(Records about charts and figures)
________
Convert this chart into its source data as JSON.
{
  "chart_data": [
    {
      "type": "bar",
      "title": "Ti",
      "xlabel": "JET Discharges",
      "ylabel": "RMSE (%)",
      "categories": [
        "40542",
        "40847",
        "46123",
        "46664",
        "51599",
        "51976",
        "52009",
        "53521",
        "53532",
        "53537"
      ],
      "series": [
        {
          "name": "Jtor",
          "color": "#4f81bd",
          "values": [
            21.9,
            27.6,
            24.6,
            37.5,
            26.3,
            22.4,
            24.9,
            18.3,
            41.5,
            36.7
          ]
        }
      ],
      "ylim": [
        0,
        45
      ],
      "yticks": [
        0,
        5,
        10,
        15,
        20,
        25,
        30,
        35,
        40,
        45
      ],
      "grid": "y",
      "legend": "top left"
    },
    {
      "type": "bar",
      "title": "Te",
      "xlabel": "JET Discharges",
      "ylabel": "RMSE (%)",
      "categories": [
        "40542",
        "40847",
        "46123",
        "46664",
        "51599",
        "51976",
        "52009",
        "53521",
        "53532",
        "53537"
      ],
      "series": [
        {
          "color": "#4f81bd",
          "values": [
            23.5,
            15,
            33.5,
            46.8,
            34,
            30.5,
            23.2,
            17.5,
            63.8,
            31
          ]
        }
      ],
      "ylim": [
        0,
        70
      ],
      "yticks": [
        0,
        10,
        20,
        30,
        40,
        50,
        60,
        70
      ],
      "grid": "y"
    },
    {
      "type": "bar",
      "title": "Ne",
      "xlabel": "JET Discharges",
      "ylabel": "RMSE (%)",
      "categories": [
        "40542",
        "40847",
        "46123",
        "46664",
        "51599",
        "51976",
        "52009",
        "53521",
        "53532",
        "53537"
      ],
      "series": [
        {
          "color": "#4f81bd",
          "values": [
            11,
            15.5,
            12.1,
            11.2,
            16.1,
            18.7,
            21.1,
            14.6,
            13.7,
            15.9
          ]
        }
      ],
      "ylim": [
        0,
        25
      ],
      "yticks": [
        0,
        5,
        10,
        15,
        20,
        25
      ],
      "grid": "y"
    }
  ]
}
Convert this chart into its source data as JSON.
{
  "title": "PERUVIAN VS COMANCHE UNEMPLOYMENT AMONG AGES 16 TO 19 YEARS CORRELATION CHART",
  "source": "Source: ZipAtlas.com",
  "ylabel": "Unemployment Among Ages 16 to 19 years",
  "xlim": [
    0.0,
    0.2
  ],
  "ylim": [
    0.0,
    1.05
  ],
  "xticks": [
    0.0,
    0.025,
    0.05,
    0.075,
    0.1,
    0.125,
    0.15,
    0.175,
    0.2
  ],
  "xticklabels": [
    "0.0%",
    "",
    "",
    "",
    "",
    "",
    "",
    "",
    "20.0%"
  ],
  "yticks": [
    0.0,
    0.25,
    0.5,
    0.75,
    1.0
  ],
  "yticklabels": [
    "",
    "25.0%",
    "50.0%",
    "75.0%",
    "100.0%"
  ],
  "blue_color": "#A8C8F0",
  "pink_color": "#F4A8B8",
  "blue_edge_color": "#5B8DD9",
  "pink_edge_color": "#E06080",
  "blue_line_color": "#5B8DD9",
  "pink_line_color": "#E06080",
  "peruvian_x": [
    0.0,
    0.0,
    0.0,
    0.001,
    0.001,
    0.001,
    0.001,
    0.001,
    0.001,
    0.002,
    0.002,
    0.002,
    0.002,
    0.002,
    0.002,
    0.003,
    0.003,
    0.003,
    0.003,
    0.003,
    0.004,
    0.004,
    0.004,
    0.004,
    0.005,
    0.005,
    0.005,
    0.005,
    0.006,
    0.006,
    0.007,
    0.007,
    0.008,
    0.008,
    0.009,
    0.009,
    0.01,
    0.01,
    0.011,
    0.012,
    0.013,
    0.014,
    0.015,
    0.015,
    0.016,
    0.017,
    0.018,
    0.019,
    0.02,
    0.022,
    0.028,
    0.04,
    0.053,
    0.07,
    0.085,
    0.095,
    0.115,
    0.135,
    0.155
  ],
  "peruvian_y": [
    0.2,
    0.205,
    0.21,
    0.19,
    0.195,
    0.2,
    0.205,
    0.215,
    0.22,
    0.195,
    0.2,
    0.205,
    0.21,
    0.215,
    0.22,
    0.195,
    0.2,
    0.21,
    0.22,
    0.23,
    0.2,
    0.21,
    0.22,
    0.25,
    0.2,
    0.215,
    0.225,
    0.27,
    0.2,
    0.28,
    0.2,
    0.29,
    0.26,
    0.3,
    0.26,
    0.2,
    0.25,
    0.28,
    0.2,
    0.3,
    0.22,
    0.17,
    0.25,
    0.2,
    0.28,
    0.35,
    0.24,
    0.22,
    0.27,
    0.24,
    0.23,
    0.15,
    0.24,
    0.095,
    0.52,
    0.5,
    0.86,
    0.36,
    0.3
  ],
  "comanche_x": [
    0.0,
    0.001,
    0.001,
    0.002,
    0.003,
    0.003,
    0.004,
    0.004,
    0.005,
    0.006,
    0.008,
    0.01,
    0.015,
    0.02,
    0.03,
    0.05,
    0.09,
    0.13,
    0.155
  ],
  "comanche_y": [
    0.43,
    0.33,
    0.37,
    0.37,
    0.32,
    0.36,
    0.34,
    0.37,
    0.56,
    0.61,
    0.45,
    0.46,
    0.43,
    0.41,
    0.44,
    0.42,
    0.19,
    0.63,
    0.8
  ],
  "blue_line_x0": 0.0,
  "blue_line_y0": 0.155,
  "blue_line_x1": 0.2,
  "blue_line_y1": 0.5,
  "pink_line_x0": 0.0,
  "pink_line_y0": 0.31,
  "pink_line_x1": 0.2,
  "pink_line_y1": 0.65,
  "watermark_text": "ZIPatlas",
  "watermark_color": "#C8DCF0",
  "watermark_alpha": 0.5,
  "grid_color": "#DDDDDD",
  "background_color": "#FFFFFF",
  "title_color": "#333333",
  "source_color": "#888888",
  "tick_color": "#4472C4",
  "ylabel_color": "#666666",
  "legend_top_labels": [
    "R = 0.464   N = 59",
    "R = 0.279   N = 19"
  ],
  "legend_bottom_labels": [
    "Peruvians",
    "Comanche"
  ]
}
________
## Your task
Repeat the records above exactly as they appear.

## The output
Convert this chart into its source data as JSON.
{
  "chart_data": [
    {
      "type": "bar",
      "title": "Ti",
      "xlabel": "JET Discharges",
      "ylabel": "RMSE (%)",
      "categories": [
        "40542",
        "40847",
        "46123",
        "46664",
        "51599",
        "51976",
        "52009",
        "53521",
        "53532",
        "53537"
      ],
      "series": [
        {
          "name": "Jtor",
          "color": "#4f81bd",
          "values": [
            21.9,
            27.6,
            24.6,
            37.5,
            26.3,
            22.4,
            24.9,
            18.3,
            41.5,
            36.7
          ]
        }
      ],
      "ylim": [
        0,
        45
      ],
      "yticks": [
        0,
        5,
        10,
        15,
        20,
        25,
        30,
        35,
        40,
        45
      ],
      "grid": "y",
      "legend": "top left"
    },
    {
      "type": "bar",
      "title": "Te",
      "xlabel": "JET Discharges",
      "ylabel": "RMSE (%)",
      "categories": [
        "40542",
        "40847",
        "46123",
        "46664",
        "51599",
        "51976",
        "52009",
        "53521",
        "53532",
        "53537"
      ],
      "series": [
        {
          "color": "#4f81bd",
          "values": [
            23.5,
            15,
            33.5,
            46.8,
            34,
            30.5,
            23.2,
            17.5,
            63.8,
            31
          ]
        }
      ],
      "ylim": [
        0,
        70
      ],
      "yticks": [
        0,
        10,
        20,
        30,
        40,
        50,
        60,
        70
      ],
      "grid": "y"
    },
    {
      "type": "bar",
      "title": "Ne",
      "xlabel": "JET Discharges",
      "ylabel": "RMSE (%)",
      "categories": [
        "40542",
        "40847",
        "46123",
        "46664",
        "51599",
        "51976",
        "52009",
        "53521",
        "53532",
        "53537"
      ],
      "series": [
        {
          "color": "#4f81bd",
          "values": [
            11,
            15.5,
            12.1,
            11.2,
            16.1,
            18.7,
            21.1,
            14.6,
            13.7,
            15.9
          ]
        }
      ],
      "ylim": [
        0,
        25
      ],
      "yticks": [
        0,
        5,
        10,
        15,
        20,
        25
      ],
      "grid": "y"
    }
  ]
}
Convert this chart into its source data as JSON.
{
  "title": "PERUVIAN VS COMANCHE UNEMPLOYMENT AMONG AGES 16 TO 19 YEARS CORRELATION CHART",
  "source": "Source: ZipAtlas.com",
  "ylabel": "Unemployment Among Ages 16 to 19 years",
  "xlim": [
    0.0,
    0.2
  ],
  "ylim": [
    0.0,
    1.05
  ],
  "xticks": [
    0.0,
    0.025,
    0.05,
    0.075,
    0.1,
    0.125,
    0.15,
    0.175,
    0.2
  ],
  "xticklabels": [
    "0.0%",
    "",
    "",
    "",
    "",
    "",
    "",
    "",
    "20.0%"
  ],
  "yticks": [
    0.0,
    0.25,
    0.5,
    0.75,
    1.0
  ],
  "yticklabels": [
    "",
    "25.0%",
    "50.0%",
    "75.0%",
    "100.0%"
  ],
  "blue_color": "#A8C8F0",
  "pink_color": "#F4A8B8",
  "blue_edge_color": "#5B8DD9",
  "pink_edge_color": "#E06080",
  "blue_line_color": "#5B8DD9",
  "pink_line_color": "#E06080",
  "peruvian_x": [
    0.0,
    0.0,
    0.0,
    0.001,
    0.001,
    0.001,
    0.001,
    0.001,
    0.001,
    0.002,
    0.002,
    0.002,
    0.002,
    0.002,
    0.002,
    0.003,
    0.003,
    0.003,
    0.003,
    0.003,
    0.004,
    0.004,
    0.004,
    0.004,
    0.005,
    0.005,
    0.005,
    0.005,
    0.006,
    0.006,
    0.007,
    0.007,
    0.008,
    0.008,
    0.009,
    0.009,
    0.01,
    0.01,
    0.011,
    0.012,
    0.013,
    0.014,
    0.015,
    0.015,
    0.016,
    0.017,
    0.018,
    0.019,
    0.02,
    0.022,
    0.028,
    0.04,
    0.053,
    0.07,
    0.085,
    0.095,
    0.115,
    0.135,
    0.155
  ],
  "peruvian_y": [
    0.2,
    0.205,
    0.21,
    0.19,
    0.195,
    0.2,
    0.205,
    0.215,
    0.22,
    0.195,
    0.2,
    0.205,
    0.21,
    0.215,
    0.22,
    0.195,
    0.2,
    0.21,
    0.22,
    0.23,
    0.2,
    0.21,
    0.22,
    0.25,
    0.2,
    0.215,
    0.225,
    0.27,
    0.2,
    0.28,
    0.2,
    0.29,
    0.26,
    0.3,
    0.26,
    0.2,
    0.25,
    0.28,
    0.2,
    0.3,
    0.22,
    0.17,
    0.25,
    0.2,
    0.28,
    0.35,
    0.24,
    0.22,
    0.27,
    0.24,
    0.23,
    0.15,
    0.24,
    0.095,
    0.52,
    0.5,
    0.86,
    0.36,
    0.3
  ],
  "comanche_x": [
    0.0,
    0.001,
    0.001,
    0.002,
    0.003,
    0.003,
    0.004,
    0.004,
    0.005,
    0.006,
    0.008,
    0.01,
    0.015,
    0.02,
    0.03,
    0.05,
    0.09,
    0.13,
    0.155
  ],
  "comanche_y": [
    0.43,
    0.33,
    0.37,
    0.37,
    0.32,
    0.36,
    0.34,
    0.37,
    0.56,
    0.61,
    0.45,
    0.46,
    0.43,
    0.41,
    0.44,
    0.42,
    0.19,
    0.63,
    0.8
  ],
  "blue_line_x0": 0.0,
  "blue_line_y0": 0.155,
  "blue_line_x1": 0.2,
  "blue_line_y1": 0.5,
  "pink_line_x0": 0.0,
  "pink_line_y0": 0.31,
  "pink_line_x1": 0.2,
  "pink_line_y1": 0.65,
  "watermark_text": "ZIPatlas",
  "watermark_color": "#C8DCF0",
  "watermark_alpha": 0.5,
  "grid_color": "#DDDDDD",
  "background_color": "#FFFFFF",
  "title_color": "#333333",
  "source_color": "#888888",
  "tick_color": "#4472C4",
  "ylabel_color": "#666666",
  "legend_top_labels": [
    "R = 0.464   N = 59",
    "R = 0.279   N = 19"
  ],
  "legend_bottom_labels": [
    "Peruvians",
    "Comanche"
  ]
}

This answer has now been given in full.